### [Exercise requirements]
Your task is to copy every line of the entries that contains "sono".

** start Exercise material **

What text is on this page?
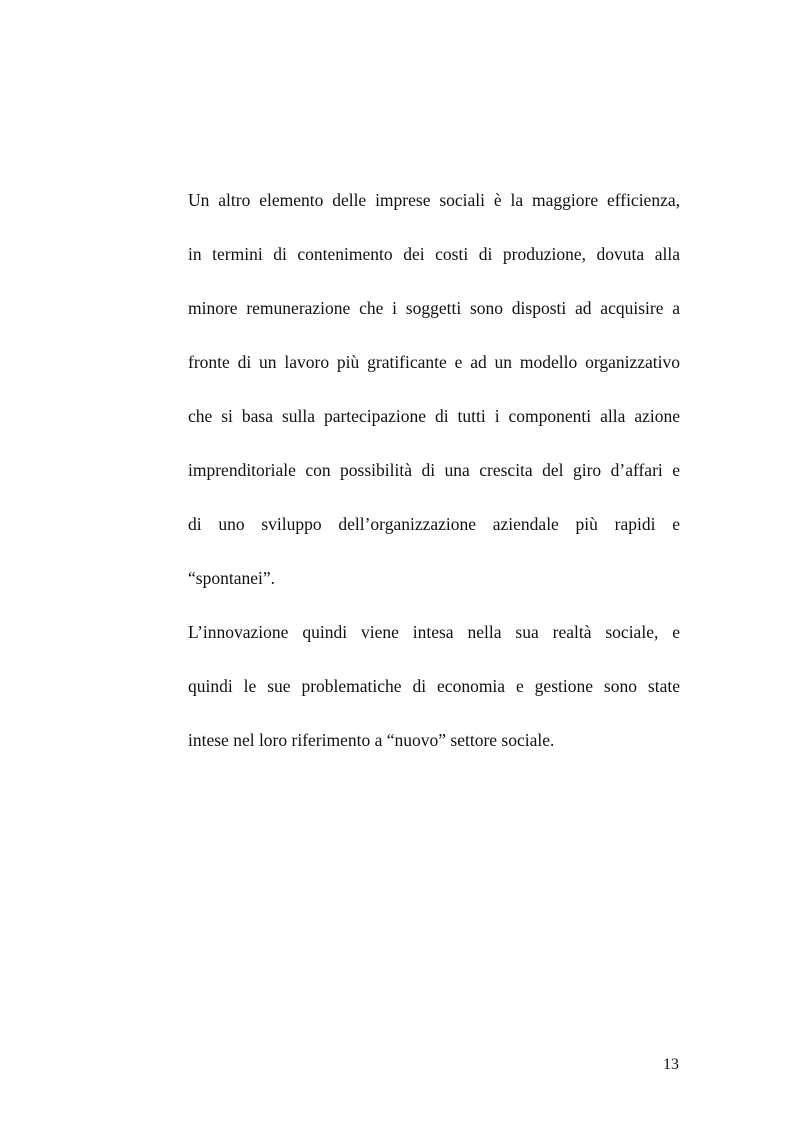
Un altro elemento delle imprese sociali è la maggiore efficienza,
in termini di contenimento dei costi di produzione, dovuta alla
minore remunerazione che i soggetti sono disposti ad acquisire a
fronte di un lavoro più gratificante e ad un modello organizzativo
che si basa sulla partecipazione di tutti i componenti alla azione
imprenditoriale con possibilità di una crescita del giro d’affari e
di uno sviluppo dell’organizzazione aziendale più rapidi e
“spontanei”.
L’innovazione quindi viene intesa nella sua realtà sociale, e
quindi le sue problematiche di economia e gestione sono state
intese nel loro riferimento a “nuovo” settore sociale.
13
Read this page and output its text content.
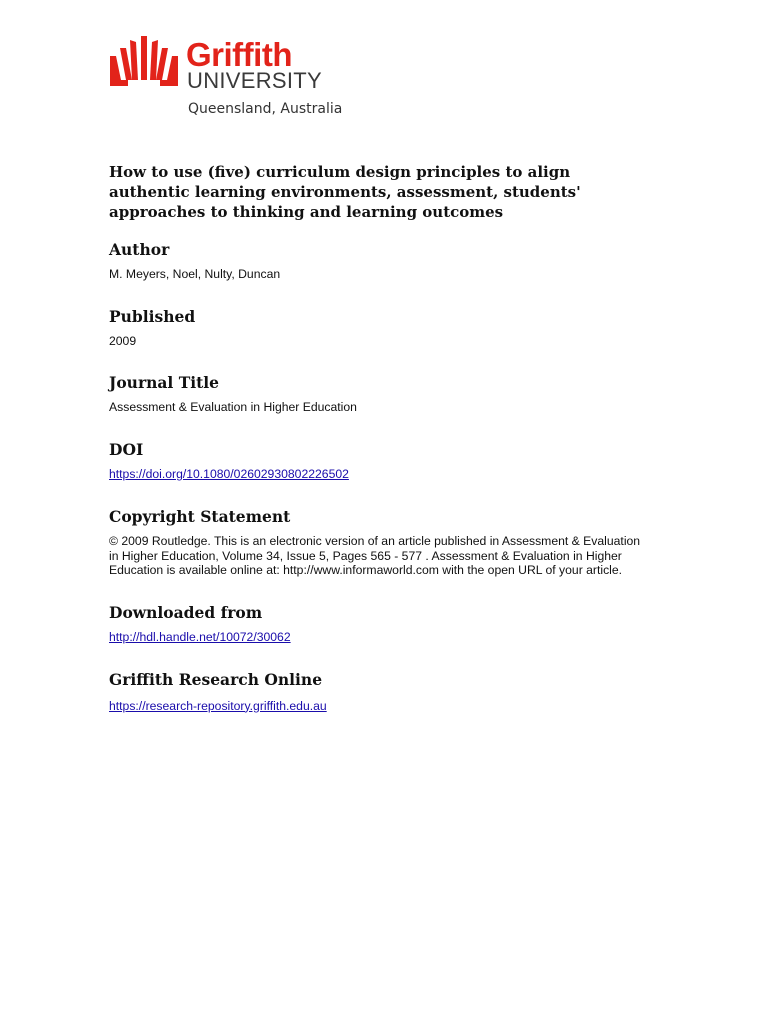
Griffith
UNIVERSITY
Queensland, Australia
How to use (five) curriculum design principles to align authentic learning environments, assessment, students' approaches to thinking and learning outcomes
Author

M. Meyers, Noel, Nulty, Duncan

Published

2009

Journal Title

Assessment & Evaluation in Higher Education

DOI

https://doi.org/10.1080/02602930802226502

Copyright Statement

© 2009 Routledge. This is an electronic version of an article published in Assessment & Evaluation in Higher Education, Volume 34, Issue 5, Pages 565 - 577 . Assessment & Evaluation in Higher Education is available online at: http://www.informaworld.com with the open URL of your article.

Downloaded from

http://hdl.handle.net/10072/30062

Griffith Research Online

https://research-repository.griffith.edu.au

** end Exercise material **

### [Solved problem]
minore remunerazione che i soggetti sono disposti ad acquisire a
quindi le sue problematiche di economia e gestione sono state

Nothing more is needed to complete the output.